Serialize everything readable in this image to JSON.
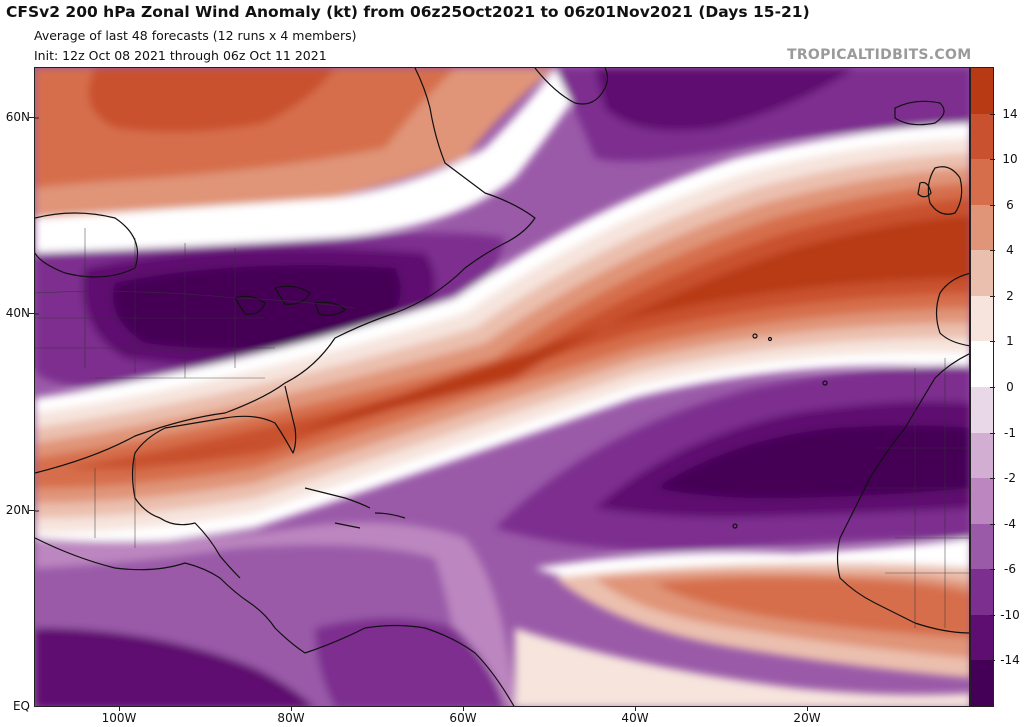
{
  "header": {
    "title": "CFSv2 200 hPa Zonal Wind Anomaly (kt) from 06z25Oct2021 to 06z01Nov2021 (Days 15-21)",
    "subtitle_1": "Average of last 48 forecasts (12 runs x 4 members)",
    "subtitle_2": "Init: 12z Oct 08 2021 through 06z Oct 11 2021",
    "brand": "TROPICALTIDBITS.COM"
  },
  "map": {
    "variable": "200 hPa zonal wind anomaly",
    "units": "kt",
    "region": "North Atlantic / Eastern North America / West Africa",
    "lat_labels": [
      "60N",
      "40N",
      "20N",
      "EQ"
    ],
    "lon_labels": [
      "100W",
      "80W",
      "60W",
      "40W",
      "20W"
    ],
    "features": [
      {
        "label": "Strong positive anomaly band (jet) from Gulf of Mexico NE to Iberia",
        "sign": "positive"
      },
      {
        "label": "Negative anomaly over Great Lakes / NE US",
        "sign": "negative"
      },
      {
        "label": "Negative anomaly over subtropical East Atlantic / NW Africa",
        "sign": "negative"
      },
      {
        "label": "Positive anomaly over Greenland/Labrador region",
        "sign": "positive"
      },
      {
        "label": "Positive anomaly over tropical East Atlantic / West Africa",
        "sign": "positive"
      },
      {
        "label": "Negative anomaly over Caribbean / tropics",
        "sign": "negative"
      }
    ]
  },
  "colorbar": {
    "labels": [
      "14",
      "10",
      "6",
      "4",
      "2",
      "1",
      "0",
      "-1",
      "-2",
      "-4",
      "-6",
      "-10",
      "-14"
    ],
    "colors": [
      "#b83a15",
      "#c9512f",
      "#d66e4c",
      "#e09478",
      "#ebbfae",
      "#f6e4dd",
      "#ffffff",
      "#e8d8e8",
      "#d2aed2",
      "#bc86c0",
      "#9a5aa8",
      "#7d2f8f",
      "#5e0e70",
      "#440056"
    ]
  }
}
=======
■ Task directions: Using the records above, list each line that includes "from".

■ Result of the task:
    "title": "CFSv2 200 hPa Zonal Wind Anomaly (kt) from 06z25Oct2021 to 06z01Nov2021 (Days 15-21)",
        "label": "Strong positive anomaly band (jet) from Gulf of Mexico NE to Iberia",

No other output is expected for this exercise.